### What this task involves
All the entries need to be quoted exactly, apart from the pictures, which you should drop.

[Stored data]
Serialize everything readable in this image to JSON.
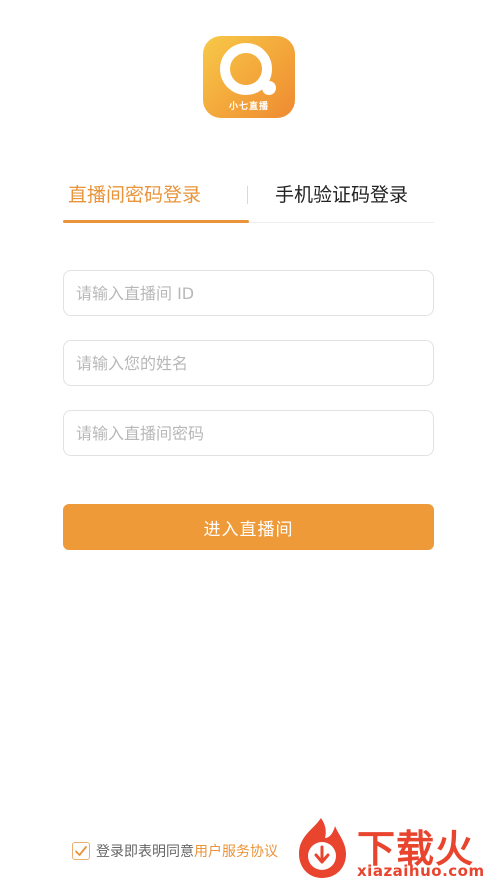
{
  "logo": {
    "label": "小七直播",
    "colors": {
      "top": "#f7c948",
      "bottom": "#ee8a32"
    }
  },
  "tabs": [
    {
      "label": "直播间密码登录",
      "active": true
    },
    {
      "label": "手机验证码登录",
      "active": false
    }
  ],
  "form": {
    "room_id_placeholder": "请输入直播间 ID",
    "name_placeholder": "请输入您的姓名",
    "password_placeholder": "请输入直播间密码",
    "submit_label": "进入直播间"
  },
  "agreement": {
    "checked": true,
    "prefix": "登录即表明同意",
    "link": "用户服务协议"
  },
  "watermark": {
    "title": "下载火",
    "domain": "xiazaihuo.com"
  },
  "colors": {
    "accent": "#ef9a38",
    "watermark": "#e8442e"
  }
}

### Answer to the problem
Serialize everything readable in this image to JSON.
{
  "logo": {
    "label": "小七直播",
    "colors": {
      "top": "#f7c948",
      "bottom": "#ee8a32"
    }
  },
  "tabs": [
    {
      "label": "直播间密码登录",
      "active": true
    },
    {
      "label": "手机验证码登录",
      "active": false
    }
  ],
  "form": {
    "room_id_placeholder": "请输入直播间 ID",
    "name_placeholder": "请输入您的姓名",
    "password_placeholder": "请输入直播间密码",
    "submit_label": "进入直播间"
  },
  "agreement": {
    "checked": true,
    "prefix": "登录即表明同意",
    "link": "用户服务协议"
  },
  "watermark": {
    "title": "下载火",
    "domain": "xiazaihuo.com"
  },
  "colors": {
    "accent": "#ef9a38",
    "watermark": "#e8442e"
  }
}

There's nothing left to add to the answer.